Work to do:
Restate every entry word for word.

Input for this task:
####################

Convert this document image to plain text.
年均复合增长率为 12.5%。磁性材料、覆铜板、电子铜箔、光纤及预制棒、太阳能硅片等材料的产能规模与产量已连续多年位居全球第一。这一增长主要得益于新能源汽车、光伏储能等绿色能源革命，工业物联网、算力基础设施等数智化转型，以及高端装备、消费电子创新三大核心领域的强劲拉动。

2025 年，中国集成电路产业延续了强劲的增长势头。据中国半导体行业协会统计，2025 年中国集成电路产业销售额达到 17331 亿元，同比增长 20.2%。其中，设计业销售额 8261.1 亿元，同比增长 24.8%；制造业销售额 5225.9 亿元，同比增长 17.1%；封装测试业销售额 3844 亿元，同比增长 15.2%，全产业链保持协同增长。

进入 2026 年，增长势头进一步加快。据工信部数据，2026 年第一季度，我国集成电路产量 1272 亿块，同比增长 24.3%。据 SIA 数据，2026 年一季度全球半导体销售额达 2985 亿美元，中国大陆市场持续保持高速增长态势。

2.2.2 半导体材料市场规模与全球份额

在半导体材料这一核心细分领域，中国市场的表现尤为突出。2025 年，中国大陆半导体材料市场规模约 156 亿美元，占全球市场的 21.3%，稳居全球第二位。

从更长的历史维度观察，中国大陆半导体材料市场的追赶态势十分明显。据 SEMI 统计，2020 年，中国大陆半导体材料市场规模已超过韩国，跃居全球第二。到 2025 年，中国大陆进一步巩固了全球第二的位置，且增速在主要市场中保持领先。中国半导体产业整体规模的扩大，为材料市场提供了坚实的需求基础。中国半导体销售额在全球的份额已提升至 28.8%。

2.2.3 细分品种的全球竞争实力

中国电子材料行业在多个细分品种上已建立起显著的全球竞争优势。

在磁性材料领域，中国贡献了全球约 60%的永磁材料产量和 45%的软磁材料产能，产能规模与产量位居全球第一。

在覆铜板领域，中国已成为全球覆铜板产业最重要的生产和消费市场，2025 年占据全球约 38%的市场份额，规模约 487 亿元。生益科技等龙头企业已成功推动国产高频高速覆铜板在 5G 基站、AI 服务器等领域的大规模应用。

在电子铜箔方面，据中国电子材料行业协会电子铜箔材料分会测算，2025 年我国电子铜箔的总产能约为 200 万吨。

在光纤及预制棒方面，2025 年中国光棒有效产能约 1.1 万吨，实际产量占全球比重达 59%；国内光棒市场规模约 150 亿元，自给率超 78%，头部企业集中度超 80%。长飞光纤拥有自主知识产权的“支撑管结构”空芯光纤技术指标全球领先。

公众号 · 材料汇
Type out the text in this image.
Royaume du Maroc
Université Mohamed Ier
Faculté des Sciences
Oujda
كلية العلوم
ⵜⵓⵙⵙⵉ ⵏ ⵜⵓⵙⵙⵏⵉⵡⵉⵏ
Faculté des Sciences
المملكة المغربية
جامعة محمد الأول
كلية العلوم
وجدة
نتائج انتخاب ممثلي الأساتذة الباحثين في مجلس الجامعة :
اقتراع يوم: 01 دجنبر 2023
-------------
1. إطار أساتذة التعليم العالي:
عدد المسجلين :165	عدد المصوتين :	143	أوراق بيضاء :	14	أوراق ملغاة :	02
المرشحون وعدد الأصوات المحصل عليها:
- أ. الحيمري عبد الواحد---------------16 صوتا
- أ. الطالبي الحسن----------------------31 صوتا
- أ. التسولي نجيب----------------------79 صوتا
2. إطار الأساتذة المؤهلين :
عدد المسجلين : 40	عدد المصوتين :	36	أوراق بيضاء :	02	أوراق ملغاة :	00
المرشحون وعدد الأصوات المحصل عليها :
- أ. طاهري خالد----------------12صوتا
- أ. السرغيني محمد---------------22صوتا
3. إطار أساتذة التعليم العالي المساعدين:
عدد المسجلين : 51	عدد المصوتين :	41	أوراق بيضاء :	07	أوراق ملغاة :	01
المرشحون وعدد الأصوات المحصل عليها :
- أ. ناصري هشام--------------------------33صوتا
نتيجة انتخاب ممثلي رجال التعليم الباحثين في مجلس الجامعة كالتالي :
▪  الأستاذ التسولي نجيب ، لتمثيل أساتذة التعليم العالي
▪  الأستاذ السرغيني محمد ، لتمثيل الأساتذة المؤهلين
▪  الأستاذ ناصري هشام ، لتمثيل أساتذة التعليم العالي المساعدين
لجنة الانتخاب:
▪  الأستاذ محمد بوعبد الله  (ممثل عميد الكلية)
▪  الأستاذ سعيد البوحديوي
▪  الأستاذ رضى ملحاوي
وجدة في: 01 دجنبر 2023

####################

Output for this exercise:
Convert this document image to plain text.
年均复合增长率为 12.5%。磁性材料、覆铜板、电子铜箔、光纤及预制棒、太阳能硅片等材料的产能规模与产量已连续多年位居全球第一。这一增长主要得益于新能源汽车、光伏储能等绿色能源革命，工业物联网、算力基础设施等数智化转型，以及高端装备、消费电子创新三大核心领域的强劲拉动。

2025 年，中国集成电路产业延续了强劲的增长势头。据中国半导体行业协会统计，2025 年中国集成电路产业销售额达到 17331 亿元，同比增长 20.2%。其中，设计业销售额 8261.1 亿元，同比增长 24.8%；制造业销售额 5225.9 亿元，同比增长 17.1%；封装测试业销售额 3844 亿元，同比增长 15.2%，全产业链保持协同增长。

进入 2026 年，增长势头进一步加快。据工信部数据，2026 年第一季度，我国集成电路产量 1272 亿块，同比增长 24.3%。据 SIA 数据，2026 年一季度全球半导体销售额达 2985 亿美元，中国大陆市场持续保持高速增长态势。

2.2.2 半导体材料市场规模与全球份额

在半导体材料这一核心细分领域，中国市场的表现尤为突出。2025 年，中国大陆半导体材料市场规模约 156 亿美元，占全球市场的 21.3%，稳居全球第二位。

从更长的历史维度观察，中国大陆半导体材料市场的追赶态势十分明显。据 SEMI 统计，2020 年，中国大陆半导体材料市场规模已超过韩国，跃居全球第二。到 2025 年，中国大陆进一步巩固了全球第二的位置，且增速在主要市场中保持领先。中国半导体产业整体规模的扩大，为材料市场提供了坚实的需求基础。中国半导体销售额在全球的份额已提升至 28.8%。

2.2.3 细分品种的全球竞争实力

中国电子材料行业在多个细分品种上已建立起显著的全球竞争优势。

在磁性材料领域，中国贡献了全球约 60%的永磁材料产量和 45%的软磁材料产能，产能规模与产量位居全球第一。

在覆铜板领域，中国已成为全球覆铜板产业最重要的生产和消费市场，2025 年占据全球约 38%的市场份额，规模约 487 亿元。生益科技等龙头企业已成功推动国产高频高速覆铜板在 5G 基站、AI 服务器等领域的大规模应用。

在电子铜箔方面，据中国电子材料行业协会电子铜箔材料分会测算，2025 年我国电子铜箔的总产能约为 200 万吨。

在光纤及预制棒方面，2025 年中国光棒有效产能约 1.1 万吨，实际产量占全球比重达 59%；国内光棒市场规模约 150 亿元，自给率超 78%，头部企业集中度超 80%。长飞光纤拥有自主知识产权的“支撑管结构”空芯光纤技术指标全球领先。

公众号 · 材料汇
Type out the text in this image.
Royaume du Maroc
Université Mohamed Ier
Faculté des Sciences
Oujda
كلية العلوم
ⵜⵓⵙⵙⵉ ⵏ ⵜⵓⵙⵙⵏⵉⵡⵉⵏ
Faculté des Sciences
المملكة المغربية
جامعة محمد الأول
كلية العلوم
وجدة
نتائج انتخاب ممثلي الأساتذة الباحثين في مجلس الجامعة :
اقتراع يوم: 01 دجنبر 2023
-------------
1. إطار أساتذة التعليم العالي:
عدد المسجلين :165	عدد المصوتين :	143	أوراق بيضاء :	14	أوراق ملغاة :	02
المرشحون وعدد الأصوات المحصل عليها:
- أ. الحيمري عبد الواحد---------------16 صوتا
- أ. الطالبي الحسن----------------------31 صوتا
- أ. التسولي نجيب----------------------79 صوتا
2. إطار الأساتذة المؤهلين :
عدد المسجلين : 40	عدد المصوتين :	36	أوراق بيضاء :	02	أوراق ملغاة :	00
المرشحون وعدد الأصوات المحصل عليها :
- أ. طاهري خالد----------------12صوتا
- أ. السرغيني محمد---------------22صوتا
3. إطار أساتذة التعليم العالي المساعدين:
عدد المسجلين : 51	عدد المصوتين :	41	أوراق بيضاء :	07	أوراق ملغاة :	01
المرشحون وعدد الأصوات المحصل عليها :
- أ. ناصري هشام--------------------------33صوتا
نتيجة انتخاب ممثلي رجال التعليم الباحثين في مجلس الجامعة كالتالي :
▪  الأستاذ التسولي نجيب ، لتمثيل أساتذة التعليم العالي
▪  الأستاذ السرغيني محمد ، لتمثيل الأساتذة المؤهلين
▪  الأستاذ ناصري هشام ، لتمثيل أساتذة التعليم العالي المساعدين
لجنة الانتخاب:
▪  الأستاذ محمد بوعبد الله  (ممثل عميد الكلية)
▪  الأستاذ سعيد البوحديوي
▪  الأستاذ رضى ملحاوي
وجدة في: 01 دجنبر 2023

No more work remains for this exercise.